WHAT YOU ARE ASKED TO DO →
Skip the pictures. Reproduce all other material exactly.

INPUT →

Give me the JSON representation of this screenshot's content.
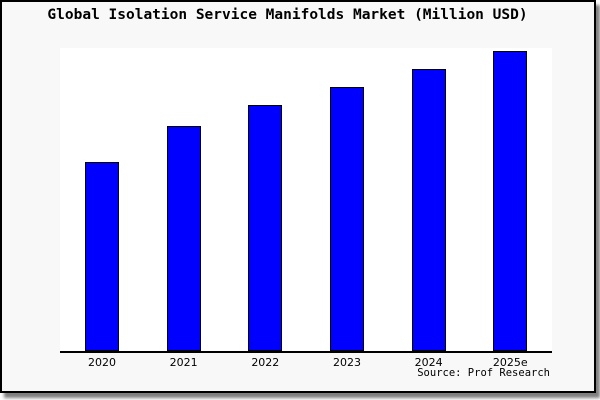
{
  "chart_data": {
    "type": "bar",
    "title": "Global Isolation Service Manifolds Market (Million USD)",
    "categories": [
      "2020",
      "2021",
      "2022",
      "2023",
      "2024",
      "2025e"
    ],
    "values": [
      63,
      75,
      82,
      88,
      94,
      100
    ],
    "xlabel": "",
    "ylabel": "",
    "ylim": [
      0,
      101
    ],
    "grid": false,
    "legend_position": "none",
    "value_note": "No y-axis scale shown in image; values are relative heights indexed to 2025e = 100",
    "bar_fill_color": "#0000ff",
    "bar_edge_color": "#000000",
    "plot_bg_color": "#ffffff",
    "figure_bg_color": "#f8f8f8",
    "border_color": "#000000"
  },
  "figure": {
    "title": "Global Isolation Service Manifolds Market (Million USD)",
    "source_label": "Source: Prof Research"
  }
}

TASK ANSWER →
Give me the JSON representation of this screenshot's content.
{
  "chart_data": {
    "type": "bar",
    "title": "Global Isolation Service Manifolds Market (Million USD)",
    "categories": [
      "2020",
      "2021",
      "2022",
      "2023",
      "2024",
      "2025e"
    ],
    "values": [
      63,
      75,
      82,
      88,
      94,
      100
    ],
    "xlabel": "",
    "ylabel": "",
    "ylim": [
      0,
      101
    ],
    "grid": false,
    "legend_position": "none",
    "value_note": "No y-axis scale shown in image; values are relative heights indexed to 2025e = 100",
    "bar_fill_color": "#0000ff",
    "bar_edge_color": "#000000",
    "plot_bg_color": "#ffffff",
    "figure_bg_color": "#f8f8f8",
    "border_color": "#000000"
  },
  "figure": {
    "title": "Global Isolation Service Manifolds Market (Million USD)",
    "source_label": "Source: Prof Research"
  }
}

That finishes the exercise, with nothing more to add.